WORK INSTRUCTIONS ▸ Without the images, write out the whole listing exactly.

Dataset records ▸
----

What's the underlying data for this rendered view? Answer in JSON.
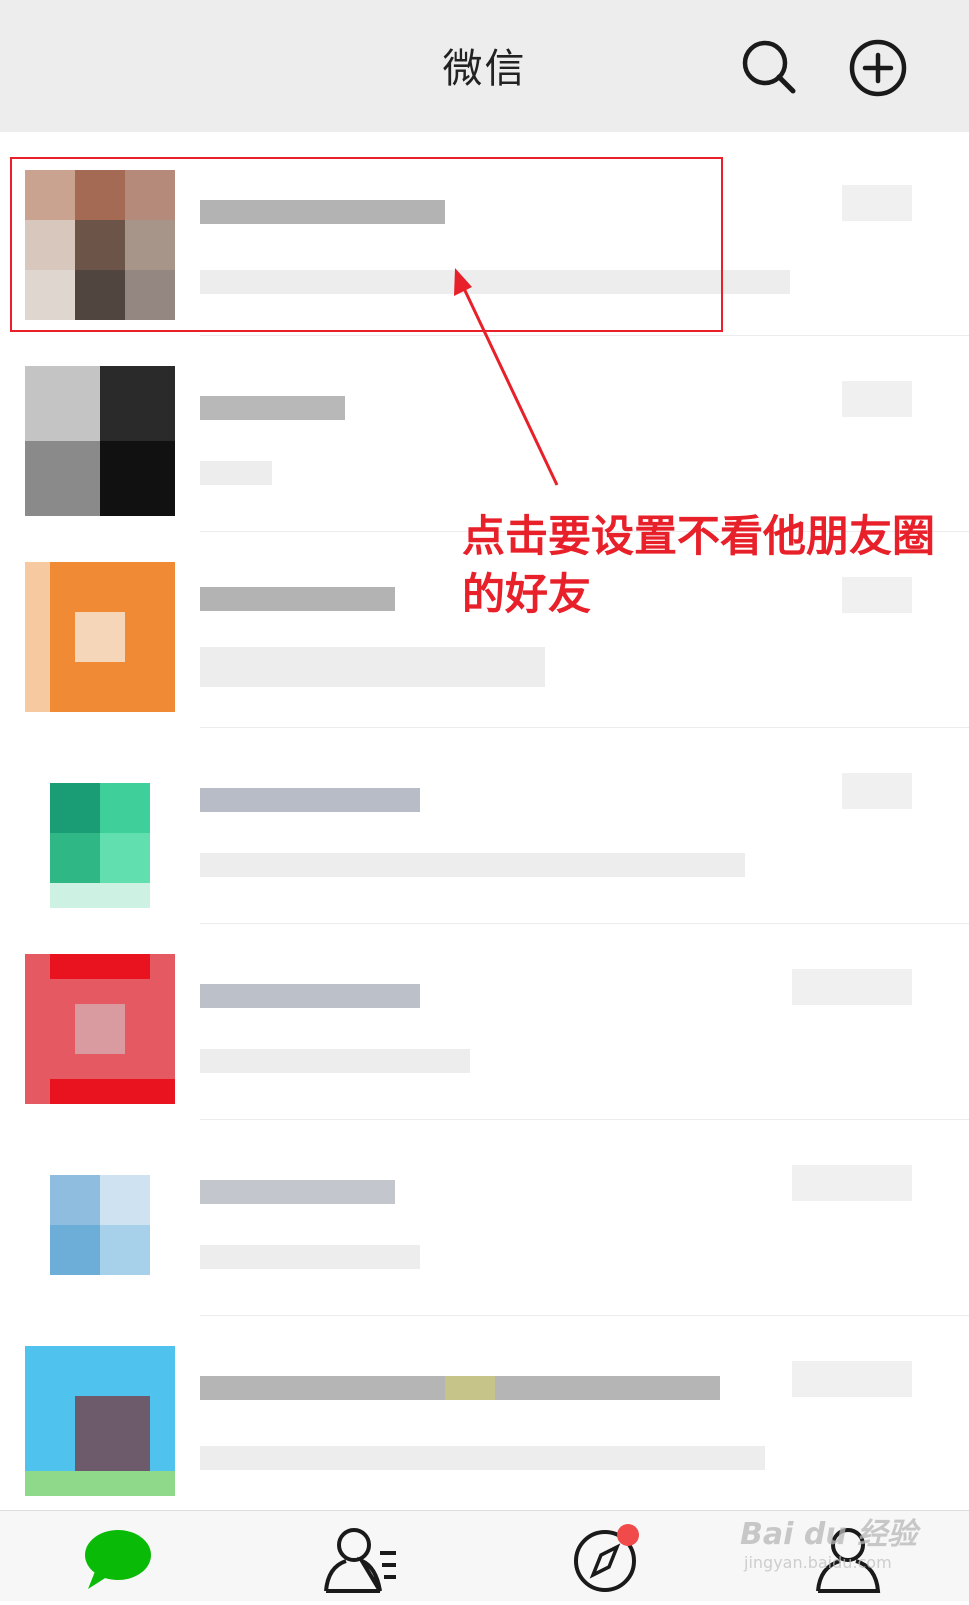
{
  "header": {
    "title": "微信",
    "search_icon": "search-icon",
    "add_icon": "plus-circle-icon"
  },
  "chats": [
    {
      "avatar": "blurred-avatar",
      "name": "",
      "preview": "",
      "time": ""
    },
    {
      "avatar": "blurred-avatar",
      "name": "",
      "preview": "",
      "time": ""
    },
    {
      "avatar": "blurred-avatar",
      "name": "",
      "preview": "",
      "time": ""
    },
    {
      "avatar": "blurred-avatar",
      "name": "",
      "preview": "",
      "time": ""
    },
    {
      "avatar": "blurred-avatar",
      "name": "",
      "preview": "",
      "time": ""
    },
    {
      "avatar": "blurred-avatar",
      "name": "",
      "preview": "",
      "time": ""
    },
    {
      "avatar": "blurred-avatar",
      "name": "",
      "preview": "",
      "time": ""
    }
  ],
  "annotation": {
    "text": "点击要设置不看他朋友圈的好友",
    "color": "#e8202a"
  },
  "tabbar": {
    "tabs": [
      {
        "icon": "chat-bubble-icon",
        "active": true
      },
      {
        "icon": "contacts-icon",
        "active": false
      },
      {
        "icon": "compass-icon",
        "active": false,
        "badge": true
      },
      {
        "icon": "me-person-icon",
        "active": false
      }
    ],
    "accent": "#09bb07",
    "badge_color": "#f04a4a"
  },
  "watermark": {
    "brand": "Bai du 经验",
    "url": "jingyan.baidu.com"
  }
}
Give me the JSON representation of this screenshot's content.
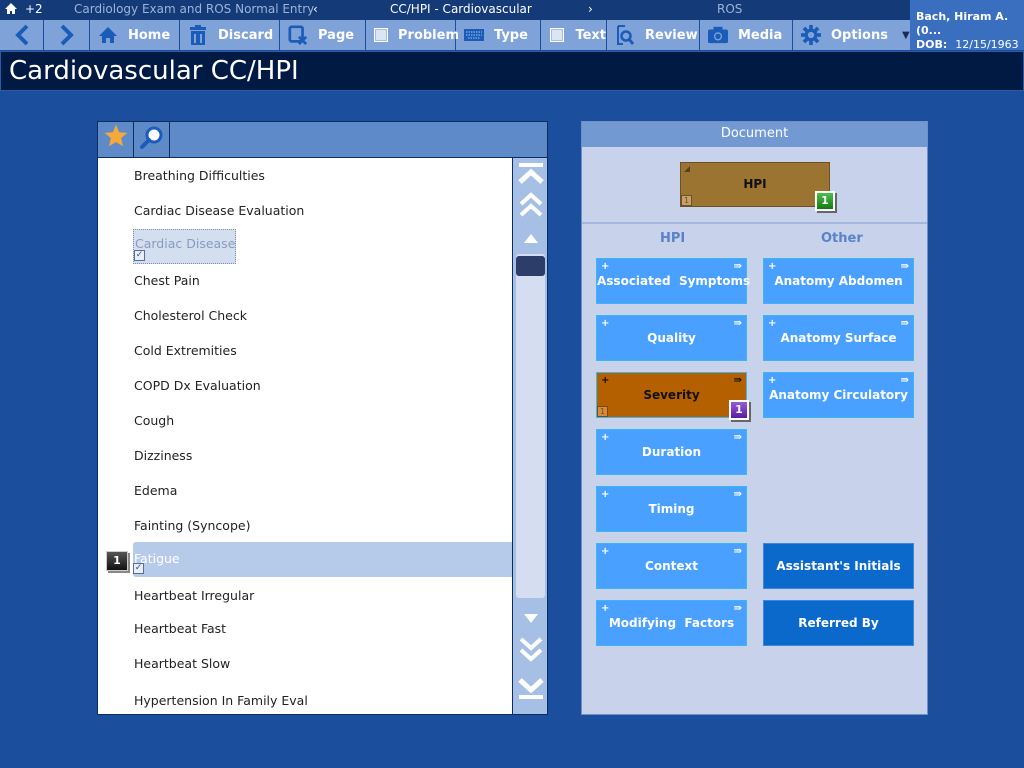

----

THE COMPLETED TASK ▸
What's the underlying data for this rendered view? Answer in JSON.
{
  "header": {
    "title": "微信",
    "search_icon": "search-icon",
    "add_icon": "plus-circle-icon"
  },
  "chats": [
    {
      "avatar": "blurred-avatar",
      "name": "",
      "preview": "",
      "time": ""
    },
    {
      "avatar": "blurred-avatar",
      "name": "",
      "preview": "",
      "time": ""
    },
    {
      "avatar": "blurred-avatar",
      "name": "",
      "preview": "",
      "time": ""
    },
    {
      "avatar": "blurred-avatar",
      "name": "",
      "preview": "",
      "time": ""
    },
    {
      "avatar": "blurred-avatar",
      "name": "",
      "preview": "",
      "time": ""
    },
    {
      "avatar": "blurred-avatar",
      "name": "",
      "preview": "",
      "time": ""
    },
    {
      "avatar": "blurred-avatar",
      "name": "",
      "preview": "",
      "time": ""
    }
  ],
  "annotation": {
    "text": "点击要设置不看他朋友圈的好友",
    "color": "#e8202a"
  },
  "tabbar": {
    "tabs": [
      {
        "icon": "chat-bubble-icon",
        "active": true
      },
      {
        "icon": "contacts-icon",
        "active": false
      },
      {
        "icon": "compass-icon",
        "active": false,
        "badge": true
      },
      {
        "icon": "me-person-icon",
        "active": false
      }
    ],
    "accent": "#09bb07",
    "badge_color": "#f04a4a"
  },
  "watermark": {
    "brand": "Bai du 经验",
    "url": "jingyan.baidu.com"
  }
}
Give me the JSON representation of this screenshot's content.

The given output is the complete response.